Stored records:
----------

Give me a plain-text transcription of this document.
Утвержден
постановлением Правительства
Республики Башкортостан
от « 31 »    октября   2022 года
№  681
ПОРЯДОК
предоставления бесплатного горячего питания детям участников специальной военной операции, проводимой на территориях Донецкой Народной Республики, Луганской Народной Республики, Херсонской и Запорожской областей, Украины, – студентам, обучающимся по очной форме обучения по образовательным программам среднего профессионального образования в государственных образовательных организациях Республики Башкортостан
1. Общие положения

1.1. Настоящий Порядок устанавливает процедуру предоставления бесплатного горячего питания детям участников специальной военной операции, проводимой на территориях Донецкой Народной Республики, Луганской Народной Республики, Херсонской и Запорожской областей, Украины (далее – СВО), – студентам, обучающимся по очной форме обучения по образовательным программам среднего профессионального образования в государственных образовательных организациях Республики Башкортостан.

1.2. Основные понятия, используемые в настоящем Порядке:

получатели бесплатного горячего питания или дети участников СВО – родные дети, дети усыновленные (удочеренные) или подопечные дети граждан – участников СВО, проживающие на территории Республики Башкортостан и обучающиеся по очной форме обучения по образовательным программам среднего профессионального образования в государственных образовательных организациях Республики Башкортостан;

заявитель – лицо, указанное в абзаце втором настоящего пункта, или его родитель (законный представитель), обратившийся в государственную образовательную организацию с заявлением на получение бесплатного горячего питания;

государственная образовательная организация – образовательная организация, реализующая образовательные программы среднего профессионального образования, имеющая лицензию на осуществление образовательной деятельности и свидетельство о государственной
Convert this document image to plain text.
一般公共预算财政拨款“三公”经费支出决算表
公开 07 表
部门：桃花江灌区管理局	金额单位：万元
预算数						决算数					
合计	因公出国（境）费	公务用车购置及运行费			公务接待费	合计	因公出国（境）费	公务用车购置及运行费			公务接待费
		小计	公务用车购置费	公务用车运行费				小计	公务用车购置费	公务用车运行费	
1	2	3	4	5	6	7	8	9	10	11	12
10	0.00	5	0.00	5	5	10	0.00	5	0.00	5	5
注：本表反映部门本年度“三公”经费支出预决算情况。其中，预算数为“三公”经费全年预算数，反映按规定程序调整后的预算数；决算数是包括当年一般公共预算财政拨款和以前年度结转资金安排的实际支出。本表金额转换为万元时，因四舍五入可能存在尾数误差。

----------

Task goal: Make an exact copy of the material above.

Solved problem:
Give me a plain-text transcription of this document.
Утвержден
постановлением Правительства
Республики Башкортостан
от « 31 »    октября   2022 года
№  681
ПОРЯДОК
предоставления бесплатного горячего питания детям участников специальной военной операции, проводимой на территориях Донецкой Народной Республики, Луганской Народной Республики, Херсонской и Запорожской областей, Украины, – студентам, обучающимся по очной форме обучения по образовательным программам среднего профессионального образования в государственных образовательных организациях Республики Башкортостан
1. Общие положения

1.1. Настоящий Порядок устанавливает процедуру предоставления бесплатного горячего питания детям участников специальной военной операции, проводимой на территориях Донецкой Народной Республики, Луганской Народной Республики, Херсонской и Запорожской областей, Украины (далее – СВО), – студентам, обучающимся по очной форме обучения по образовательным программам среднего профессионального образования в государственных образовательных организациях Республики Башкортостан.

1.2. Основные понятия, используемые в настоящем Порядке:

получатели бесплатного горячего питания или дети участников СВО – родные дети, дети усыновленные (удочеренные) или подопечные дети граждан – участников СВО, проживающие на территории Республики Башкортостан и обучающиеся по очной форме обучения по образовательным программам среднего профессионального образования в государственных образовательных организациях Республики Башкортостан;

заявитель – лицо, указанное в абзаце втором настоящего пункта, или его родитель (законный представитель), обратившийся в государственную образовательную организацию с заявлением на получение бесплатного горячего питания;

государственная образовательная организация – образовательная организация, реализующая образовательные программы среднего профессионального образования, имеющая лицензию на осуществление образовательной деятельности и свидетельство о государственной
Convert this document image to plain text.
一般公共预算财政拨款“三公”经费支出决算表
公开 07 表
部门：桃花江灌区管理局	金额单位：万元
预算数						决算数					
合计	因公出国（境）费	公务用车购置及运行费			公务接待费	合计	因公出国（境）费	公务用车购置及运行费			公务接待费
		小计	公务用车购置费	公务用车运行费				小计	公务用车购置费	公务用车运行费	
1	2	3	4	5	6	7	8	9	10	11	12
10	0.00	5	0.00	5	5	10	0.00	5	0.00	5	5
注：本表反映部门本年度“三公”经费支出预决算情况。其中，预算数为“三公”经费全年预算数，反映按规定程序调整后的预算数；决算数是包括当年一般公共预算财政拨款和以前年度结转资金安排的实际支出。本表金额转换为万元时，因四舍五入可能存在尾数误差。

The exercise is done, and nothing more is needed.